**Supplied passage:**
# # # #

GE teams with Nobel Prize winner
Bangladesh will be the proving ground for ideas developed jointly by GE Healthcare and Grameen Health to improve healthcare in developing nations. GE will work with Grameen, a microfinancing organization in Bangladesh that shared the Nobel Peace Prize in 2006 for its work to alleviate poverty and identify sustainable models for healthcare delivery to the estimated four billion people around the world possessing annual incomes of less than $3000. GE and Grameen will launch a pilot program to evaluate the use of ultrasound in rural clinics around Bangladesh to detect health problems early, especially among expectant mothers. GE will train providers in the use of ultrasound and will evaluate products, training, and workflow.
Refurbisher expands portfolio to include PACS
Block Imaging International is extending its product line to include PACS, RIS, DICOM-to-CD, CR, and archive products. Dicom Solutions, a distributor and systems integrator, will supply the products and in turn will offer its customers refurbished and preowned medical imaging equipment from Block. These will include MR and CT scanners as well as digital radiography systems. Since its founding in 2003, Dicom Solutions has completed installations at more than 550 imaging centers and hospitals.

# # # #

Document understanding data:
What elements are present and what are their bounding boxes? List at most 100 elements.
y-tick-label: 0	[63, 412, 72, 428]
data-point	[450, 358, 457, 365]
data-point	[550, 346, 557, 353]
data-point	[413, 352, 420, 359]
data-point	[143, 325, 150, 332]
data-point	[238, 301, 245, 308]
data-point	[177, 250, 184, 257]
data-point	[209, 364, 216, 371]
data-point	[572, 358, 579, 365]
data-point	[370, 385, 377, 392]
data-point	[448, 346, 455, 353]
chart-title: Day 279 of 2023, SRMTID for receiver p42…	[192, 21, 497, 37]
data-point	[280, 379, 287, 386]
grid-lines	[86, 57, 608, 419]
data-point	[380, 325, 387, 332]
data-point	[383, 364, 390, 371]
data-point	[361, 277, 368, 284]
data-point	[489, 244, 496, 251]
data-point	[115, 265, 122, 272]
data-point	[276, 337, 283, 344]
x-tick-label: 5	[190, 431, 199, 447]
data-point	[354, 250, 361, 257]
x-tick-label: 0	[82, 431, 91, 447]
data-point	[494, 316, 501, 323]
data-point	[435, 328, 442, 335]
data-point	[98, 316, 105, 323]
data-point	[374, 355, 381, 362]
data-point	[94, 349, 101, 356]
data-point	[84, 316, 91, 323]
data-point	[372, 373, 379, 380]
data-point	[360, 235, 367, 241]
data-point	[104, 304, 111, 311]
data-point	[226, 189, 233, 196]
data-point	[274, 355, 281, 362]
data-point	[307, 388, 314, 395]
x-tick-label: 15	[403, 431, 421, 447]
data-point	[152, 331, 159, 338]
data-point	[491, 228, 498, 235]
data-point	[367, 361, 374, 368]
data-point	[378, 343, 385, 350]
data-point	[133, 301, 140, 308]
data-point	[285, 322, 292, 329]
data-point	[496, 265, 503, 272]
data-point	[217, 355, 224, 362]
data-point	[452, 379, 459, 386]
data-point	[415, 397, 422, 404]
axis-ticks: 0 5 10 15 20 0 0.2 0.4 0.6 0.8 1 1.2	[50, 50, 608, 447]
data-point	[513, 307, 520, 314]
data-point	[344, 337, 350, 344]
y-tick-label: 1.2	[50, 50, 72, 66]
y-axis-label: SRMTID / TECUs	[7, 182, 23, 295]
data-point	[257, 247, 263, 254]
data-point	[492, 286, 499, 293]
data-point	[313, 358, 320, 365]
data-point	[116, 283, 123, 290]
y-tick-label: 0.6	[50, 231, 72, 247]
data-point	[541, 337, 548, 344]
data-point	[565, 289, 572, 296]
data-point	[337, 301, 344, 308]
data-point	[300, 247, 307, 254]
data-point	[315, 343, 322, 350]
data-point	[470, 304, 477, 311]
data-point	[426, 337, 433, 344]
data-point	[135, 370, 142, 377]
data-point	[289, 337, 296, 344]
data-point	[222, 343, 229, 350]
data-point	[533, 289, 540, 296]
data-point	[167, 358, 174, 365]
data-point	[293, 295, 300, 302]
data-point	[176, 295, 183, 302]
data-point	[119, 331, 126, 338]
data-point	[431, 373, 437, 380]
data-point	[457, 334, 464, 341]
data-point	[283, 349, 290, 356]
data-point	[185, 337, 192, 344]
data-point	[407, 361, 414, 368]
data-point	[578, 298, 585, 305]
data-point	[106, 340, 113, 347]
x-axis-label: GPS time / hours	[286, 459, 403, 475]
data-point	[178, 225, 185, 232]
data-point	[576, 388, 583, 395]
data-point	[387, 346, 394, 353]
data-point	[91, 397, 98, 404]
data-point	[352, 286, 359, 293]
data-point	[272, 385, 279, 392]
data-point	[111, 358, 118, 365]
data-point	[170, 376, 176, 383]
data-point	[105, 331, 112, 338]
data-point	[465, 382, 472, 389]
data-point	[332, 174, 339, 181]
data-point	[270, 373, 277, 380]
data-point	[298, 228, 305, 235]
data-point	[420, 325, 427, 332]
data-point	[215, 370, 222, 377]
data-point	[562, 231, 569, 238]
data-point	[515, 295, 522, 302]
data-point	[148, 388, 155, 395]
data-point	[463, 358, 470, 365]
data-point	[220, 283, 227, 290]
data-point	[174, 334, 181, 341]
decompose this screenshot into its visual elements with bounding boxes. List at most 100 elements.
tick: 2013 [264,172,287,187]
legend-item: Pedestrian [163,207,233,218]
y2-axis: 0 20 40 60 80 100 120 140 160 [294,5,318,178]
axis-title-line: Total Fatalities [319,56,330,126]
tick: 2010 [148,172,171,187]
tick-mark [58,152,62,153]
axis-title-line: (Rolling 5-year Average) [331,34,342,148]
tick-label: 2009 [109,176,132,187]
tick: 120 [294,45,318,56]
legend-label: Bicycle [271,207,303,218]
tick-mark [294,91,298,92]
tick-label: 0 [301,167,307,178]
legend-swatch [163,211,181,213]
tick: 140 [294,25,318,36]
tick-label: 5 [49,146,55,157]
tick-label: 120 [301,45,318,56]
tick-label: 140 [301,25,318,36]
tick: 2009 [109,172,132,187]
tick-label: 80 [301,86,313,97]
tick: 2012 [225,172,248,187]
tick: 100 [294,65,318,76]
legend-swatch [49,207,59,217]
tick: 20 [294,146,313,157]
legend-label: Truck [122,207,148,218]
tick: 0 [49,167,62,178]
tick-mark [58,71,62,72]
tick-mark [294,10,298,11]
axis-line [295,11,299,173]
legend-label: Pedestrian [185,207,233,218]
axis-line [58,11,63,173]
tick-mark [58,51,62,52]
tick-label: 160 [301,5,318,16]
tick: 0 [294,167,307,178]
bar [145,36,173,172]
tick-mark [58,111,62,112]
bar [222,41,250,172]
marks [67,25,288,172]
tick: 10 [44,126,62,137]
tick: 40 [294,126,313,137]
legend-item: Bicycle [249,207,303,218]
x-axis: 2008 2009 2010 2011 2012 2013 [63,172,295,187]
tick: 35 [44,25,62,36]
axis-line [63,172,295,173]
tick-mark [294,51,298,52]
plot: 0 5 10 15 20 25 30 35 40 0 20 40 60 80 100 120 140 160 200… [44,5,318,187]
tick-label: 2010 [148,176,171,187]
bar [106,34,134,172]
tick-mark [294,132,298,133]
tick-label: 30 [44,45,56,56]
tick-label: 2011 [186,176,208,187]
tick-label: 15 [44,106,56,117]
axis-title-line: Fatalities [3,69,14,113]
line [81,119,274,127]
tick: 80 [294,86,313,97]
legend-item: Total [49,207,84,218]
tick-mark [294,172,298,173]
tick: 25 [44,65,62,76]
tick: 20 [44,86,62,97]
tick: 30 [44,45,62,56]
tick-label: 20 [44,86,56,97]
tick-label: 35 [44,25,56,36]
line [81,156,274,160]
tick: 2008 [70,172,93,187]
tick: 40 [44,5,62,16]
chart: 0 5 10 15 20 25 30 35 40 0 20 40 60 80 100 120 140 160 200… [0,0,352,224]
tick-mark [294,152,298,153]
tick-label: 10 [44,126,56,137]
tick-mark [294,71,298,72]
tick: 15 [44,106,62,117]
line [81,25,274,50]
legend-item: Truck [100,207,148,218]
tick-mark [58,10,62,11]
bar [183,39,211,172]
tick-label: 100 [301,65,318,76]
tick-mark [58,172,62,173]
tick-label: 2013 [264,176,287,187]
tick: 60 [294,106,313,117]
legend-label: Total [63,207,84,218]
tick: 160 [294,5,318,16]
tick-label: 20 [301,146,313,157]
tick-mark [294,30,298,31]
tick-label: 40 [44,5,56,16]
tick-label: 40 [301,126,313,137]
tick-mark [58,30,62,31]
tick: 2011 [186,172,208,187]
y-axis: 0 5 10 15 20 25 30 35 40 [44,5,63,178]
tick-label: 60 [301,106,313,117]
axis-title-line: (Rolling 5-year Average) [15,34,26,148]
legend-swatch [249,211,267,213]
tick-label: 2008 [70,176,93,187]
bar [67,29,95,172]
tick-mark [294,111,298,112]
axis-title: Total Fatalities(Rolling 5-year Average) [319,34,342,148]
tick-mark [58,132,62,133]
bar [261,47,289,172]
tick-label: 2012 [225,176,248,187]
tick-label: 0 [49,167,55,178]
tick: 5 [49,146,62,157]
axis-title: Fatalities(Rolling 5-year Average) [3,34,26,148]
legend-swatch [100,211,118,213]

# # # #

**Task to complete:**
In the news briefs, what will the pilot program launched by GE and Grameen evaluate?

**Exercise answer:**
It will evaluate the use of ultrasound in rural clinics around Bangladesh to detect health problems early, especially among expectant mothers.